──────── ENTRIES SHOWN ────────
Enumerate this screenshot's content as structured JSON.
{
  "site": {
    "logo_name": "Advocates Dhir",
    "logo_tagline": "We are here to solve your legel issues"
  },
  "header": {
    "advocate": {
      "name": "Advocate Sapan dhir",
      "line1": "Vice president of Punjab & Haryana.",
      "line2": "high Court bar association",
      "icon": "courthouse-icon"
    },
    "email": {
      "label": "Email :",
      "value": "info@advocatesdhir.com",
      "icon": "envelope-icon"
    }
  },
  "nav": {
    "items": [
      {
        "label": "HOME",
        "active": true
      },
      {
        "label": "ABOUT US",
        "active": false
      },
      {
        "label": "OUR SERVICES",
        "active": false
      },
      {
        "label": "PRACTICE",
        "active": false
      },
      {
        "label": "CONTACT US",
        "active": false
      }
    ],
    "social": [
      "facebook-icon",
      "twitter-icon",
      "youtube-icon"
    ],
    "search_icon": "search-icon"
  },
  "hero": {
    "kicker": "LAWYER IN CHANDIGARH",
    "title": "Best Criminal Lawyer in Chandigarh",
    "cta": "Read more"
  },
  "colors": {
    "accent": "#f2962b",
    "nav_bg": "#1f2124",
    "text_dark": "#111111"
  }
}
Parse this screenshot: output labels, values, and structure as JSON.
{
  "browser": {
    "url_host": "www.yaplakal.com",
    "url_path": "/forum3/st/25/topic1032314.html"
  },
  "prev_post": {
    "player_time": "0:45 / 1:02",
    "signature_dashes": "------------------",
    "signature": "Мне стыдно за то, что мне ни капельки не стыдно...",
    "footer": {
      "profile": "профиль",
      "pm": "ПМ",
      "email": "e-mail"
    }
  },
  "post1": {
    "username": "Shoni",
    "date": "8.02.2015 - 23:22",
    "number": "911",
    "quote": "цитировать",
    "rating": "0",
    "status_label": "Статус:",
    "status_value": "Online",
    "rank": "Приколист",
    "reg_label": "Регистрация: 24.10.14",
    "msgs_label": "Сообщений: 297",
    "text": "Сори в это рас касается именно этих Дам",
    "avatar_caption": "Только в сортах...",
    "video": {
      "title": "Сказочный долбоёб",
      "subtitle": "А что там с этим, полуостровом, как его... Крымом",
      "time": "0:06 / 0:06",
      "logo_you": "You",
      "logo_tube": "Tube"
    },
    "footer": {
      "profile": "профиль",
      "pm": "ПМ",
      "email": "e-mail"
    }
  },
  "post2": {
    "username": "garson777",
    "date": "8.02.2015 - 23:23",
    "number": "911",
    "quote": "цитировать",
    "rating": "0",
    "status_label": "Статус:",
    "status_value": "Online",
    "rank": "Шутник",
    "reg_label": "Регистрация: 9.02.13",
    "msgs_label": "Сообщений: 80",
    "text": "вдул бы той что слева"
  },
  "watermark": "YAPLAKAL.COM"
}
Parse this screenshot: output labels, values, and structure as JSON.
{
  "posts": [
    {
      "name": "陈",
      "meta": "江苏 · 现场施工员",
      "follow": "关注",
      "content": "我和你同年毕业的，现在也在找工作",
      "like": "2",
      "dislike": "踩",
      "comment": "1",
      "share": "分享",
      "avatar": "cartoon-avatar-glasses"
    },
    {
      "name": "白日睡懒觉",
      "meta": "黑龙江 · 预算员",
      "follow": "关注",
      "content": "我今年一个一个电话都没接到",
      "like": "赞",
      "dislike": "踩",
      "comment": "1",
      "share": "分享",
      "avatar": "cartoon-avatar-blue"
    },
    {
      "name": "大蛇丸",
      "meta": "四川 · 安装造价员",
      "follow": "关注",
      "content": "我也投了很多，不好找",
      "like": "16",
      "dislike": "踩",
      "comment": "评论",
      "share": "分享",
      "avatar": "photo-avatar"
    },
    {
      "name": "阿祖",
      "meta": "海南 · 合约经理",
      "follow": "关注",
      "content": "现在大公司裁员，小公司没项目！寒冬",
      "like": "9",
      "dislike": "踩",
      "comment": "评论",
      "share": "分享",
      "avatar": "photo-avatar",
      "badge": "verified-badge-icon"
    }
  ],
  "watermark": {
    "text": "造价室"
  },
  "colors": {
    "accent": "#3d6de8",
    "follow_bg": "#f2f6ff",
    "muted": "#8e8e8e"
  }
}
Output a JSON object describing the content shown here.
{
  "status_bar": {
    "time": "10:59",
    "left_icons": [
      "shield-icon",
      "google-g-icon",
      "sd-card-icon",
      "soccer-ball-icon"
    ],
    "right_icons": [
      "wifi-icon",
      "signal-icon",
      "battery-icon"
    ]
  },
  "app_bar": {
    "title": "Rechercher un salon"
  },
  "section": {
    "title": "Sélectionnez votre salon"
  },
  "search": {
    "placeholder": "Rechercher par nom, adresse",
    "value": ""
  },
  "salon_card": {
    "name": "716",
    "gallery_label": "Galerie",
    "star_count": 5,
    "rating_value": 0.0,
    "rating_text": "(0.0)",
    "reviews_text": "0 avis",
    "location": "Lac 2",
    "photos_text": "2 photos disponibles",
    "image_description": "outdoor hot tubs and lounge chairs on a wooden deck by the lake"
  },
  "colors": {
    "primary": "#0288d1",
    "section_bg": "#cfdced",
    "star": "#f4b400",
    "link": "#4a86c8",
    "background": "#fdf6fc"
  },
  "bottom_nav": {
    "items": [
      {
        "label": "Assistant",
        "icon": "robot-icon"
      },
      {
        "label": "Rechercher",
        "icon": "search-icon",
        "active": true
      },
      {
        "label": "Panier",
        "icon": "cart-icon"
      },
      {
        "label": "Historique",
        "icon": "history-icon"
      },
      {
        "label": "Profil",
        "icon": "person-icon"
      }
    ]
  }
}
────────
=== PROBLEM ===
Set down all of the records shown above once more, exactly.

=== THE COMPLETED TASK ===
Enumerate this screenshot's content as structured JSON.
{
  "site": {
    "logo_name": "Advocates Dhir",
    "logo_tagline": "We are here to solve your legel issues"
  },
  "header": {
    "advocate": {
      "name": "Advocate Sapan dhir",
      "line1": "Vice president of Punjab & Haryana.",
      "line2": "high Court bar association",
      "icon": "courthouse-icon"
    },
    "email": {
      "label": "Email :",
      "value": "info@advocatesdhir.com",
      "icon": "envelope-icon"
    }
  },
  "nav": {
    "items": [
      {
        "label": "HOME",
        "active": true
      },
      {
        "label": "ABOUT US",
        "active": false
      },
      {
        "label": "OUR SERVICES",
        "active": false
      },
      {
        "label": "PRACTICE",
        "active": false
      },
      {
        "label": "CONTACT US",
        "active": false
      }
    ],
    "social": [
      "facebook-icon",
      "twitter-icon",
      "youtube-icon"
    ],
    "search_icon": "search-icon"
  },
  "hero": {
    "kicker": "LAWYER IN CHANDIGARH",
    "title": "Best Criminal Lawyer in Chandigarh",
    "cta": "Read more"
  },
  "colors": {
    "accent": "#f2962b",
    "nav_bg": "#1f2124",
    "text_dark": "#111111"
  }
}
Parse this screenshot: output labels, values, and structure as JSON.
{
  "browser": {
    "url_host": "www.yaplakal.com",
    "url_path": "/forum3/st/25/topic1032314.html"
  },
  "prev_post": {
    "player_time": "0:45 / 1:02",
    "signature_dashes": "------------------",
    "signature": "Мне стыдно за то, что мне ни капельки не стыдно...",
    "footer": {
      "profile": "профиль",
      "pm": "ПМ",
      "email": "e-mail"
    }
  },
  "post1": {
    "username": "Shoni",
    "date": "8.02.2015 - 23:22",
    "number": "911",
    "quote": "цитировать",
    "rating": "0",
    "status_label": "Статус:",
    "status_value": "Online",
    "rank": "Приколист",
    "reg_label": "Регистрация: 24.10.14",
    "msgs_label": "Сообщений: 297",
    "text": "Сори в это рас касается именно этих Дам",
    "avatar_caption": "Только в сортах...",
    "video": {
      "title": "Сказочный долбоёб",
      "subtitle": "А что там с этим, полуостровом, как его... Крымом",
      "time": "0:06 / 0:06",
      "logo_you": "You",
      "logo_tube": "Tube"
    },
    "footer": {
      "profile": "профиль",
      "pm": "ПМ",
      "email": "e-mail"
    }
  },
  "post2": {
    "username": "garson777",
    "date": "8.02.2015 - 23:23",
    "number": "911",
    "quote": "цитировать",
    "rating": "0",
    "status_label": "Статус:",
    "status_value": "Online",
    "rank": "Шутник",
    "reg_label": "Регистрация: 9.02.13",
    "msgs_label": "Сообщений: 80",
    "text": "вдул бы той что слева"
  },
  "watermark": "YAPLAKAL.COM"
}
Parse this screenshot: output labels, values, and structure as JSON.
{
  "posts": [
    {
      "name": "陈",
      "meta": "江苏 · 现场施工员",
      "follow": "关注",
      "content": "我和你同年毕业的，现在也在找工作",
      "like": "2",
      "dislike": "踩",
      "comment": "1",
      "share": "分享",
      "avatar": "cartoon-avatar-glasses"
    },
    {
      "name": "白日睡懒觉",
      "meta": "黑龙江 · 预算员",
      "follow": "关注",
      "content": "我今年一个一个电话都没接到",
      "like": "赞",
      "dislike": "踩",
      "comment": "1",
      "share": "分享",
      "avatar": "cartoon-avatar-blue"
    },
    {
      "name": "大蛇丸",
      "meta": "四川 · 安装造价员",
      "follow": "关注",
      "content": "我也投了很多，不好找",
      "like": "16",
      "dislike": "踩",
      "comment": "评论",
      "share": "分享",
      "avatar": "photo-avatar"
    },
    {
      "name": "阿祖",
      "meta": "海南 · 合约经理",
      "follow": "关注",
      "content": "现在大公司裁员，小公司没项目！寒冬",
      "like": "9",
      "dislike": "踩",
      "comment": "评论",
      "share": "分享",
      "avatar": "photo-avatar",
      "badge": "verified-badge-icon"
    }
  ],
  "watermark": {
    "text": "造价室"
  },
  "colors": {
    "accent": "#3d6de8",
    "follow_bg": "#f2f6ff",
    "muted": "#8e8e8e"
  }
}
Output a JSON object describing the content shown here.
{
  "status_bar": {
    "time": "10:59",
    "left_icons": [
      "shield-icon",
      "google-g-icon",
      "sd-card-icon",
      "soccer-ball-icon"
    ],
    "right_icons": [
      "wifi-icon",
      "signal-icon",
      "battery-icon"
    ]
  },
  "app_bar": {
    "title": "Rechercher un salon"
  },
  "section": {
    "title": "Sélectionnez votre salon"
  },
  "search": {
    "placeholder": "Rechercher par nom, adresse",
    "value": ""
  },
  "salon_card": {
    "name": "716",
    "gallery_label": "Galerie",
    "star_count": 5,
    "rating_value": 0.0,
    "rating_text": "(0.0)",
    "reviews_text": "0 avis",
    "location": "Lac 2",
    "photos_text": "2 photos disponibles",
    "image_description": "outdoor hot tubs and lounge chairs on a wooden deck by the lake"
  },
  "colors": {
    "primary": "#0288d1",
    "section_bg": "#cfdced",
    "star": "#f4b400",
    "link": "#4a86c8",
    "background": "#fdf6fc"
  },
  "bottom_nav": {
    "items": [
      {
        "label": "Assistant",
        "icon": "robot-icon"
      },
      {
        "label": "Rechercher",
        "icon": "search-icon",
        "active": true
      },
      {
        "label": "Panier",
        "icon": "cart-icon"
      },
      {
        "label": "Historique",
        "icon": "history-icon"
      },
      {
        "label": "Profil",
        "icon": "person-icon"
      }
    ]
  }
}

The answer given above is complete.